## Directions
Give back the whole listing exactly as shown.

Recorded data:
-- BEGIN --

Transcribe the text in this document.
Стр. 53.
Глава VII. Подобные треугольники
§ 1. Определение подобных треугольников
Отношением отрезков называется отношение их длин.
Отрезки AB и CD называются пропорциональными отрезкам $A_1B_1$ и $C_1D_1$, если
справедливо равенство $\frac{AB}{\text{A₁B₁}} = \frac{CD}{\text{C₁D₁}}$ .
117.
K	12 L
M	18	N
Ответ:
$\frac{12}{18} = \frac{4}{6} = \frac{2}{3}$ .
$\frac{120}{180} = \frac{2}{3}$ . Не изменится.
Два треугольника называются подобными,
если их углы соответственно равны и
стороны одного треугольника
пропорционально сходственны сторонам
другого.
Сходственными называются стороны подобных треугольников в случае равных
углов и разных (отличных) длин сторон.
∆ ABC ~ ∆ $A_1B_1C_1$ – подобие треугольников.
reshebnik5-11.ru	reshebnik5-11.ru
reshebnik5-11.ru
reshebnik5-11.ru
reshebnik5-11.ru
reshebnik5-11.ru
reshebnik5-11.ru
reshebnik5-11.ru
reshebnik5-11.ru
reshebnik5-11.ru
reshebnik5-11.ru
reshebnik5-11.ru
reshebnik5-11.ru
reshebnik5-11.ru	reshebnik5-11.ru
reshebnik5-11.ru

-- END --

## Task response
Transcribe the text in this document.
Стр. 53.
Глава VII. Подобные треугольники
§ 1. Определение подобных треугольников
Отношением отрезков называется отношение их длин.
Отрезки AB и CD называются пропорциональными отрезкам $A_1B_1$ и $C_1D_1$, если
справедливо равенство $\frac{AB}{\text{A₁B₁}} = \frac{CD}{\text{C₁D₁}}$ .
117.
K	12 L
M	18	N
Ответ:
$\frac{12}{18} = \frac{4}{6} = \frac{2}{3}$ .
$\frac{120}{180} = \frac{2}{3}$ . Не изменится.
Два треугольника называются подобными,
если их углы соответственно равны и
стороны одного треугольника
пропорционально сходственны сторонам
другого.
Сходственными называются стороны подобных треугольников в случае равных
углов и разных (отличных) длин сторон.
∆ ABC ~ ∆ $A_1B_1C_1$ – подобие треугольников.
reshebnik5-11.ru	reshebnik5-11.ru
reshebnik5-11.ru
reshebnik5-11.ru
reshebnik5-11.ru
reshebnik5-11.ru
reshebnik5-11.ru
reshebnik5-11.ru
reshebnik5-11.ru
reshebnik5-11.ru
reshebnik5-11.ru
reshebnik5-11.ru
reshebnik5-11.ru
reshebnik5-11.ru	reshebnik5-11.ru
reshebnik5-11.ru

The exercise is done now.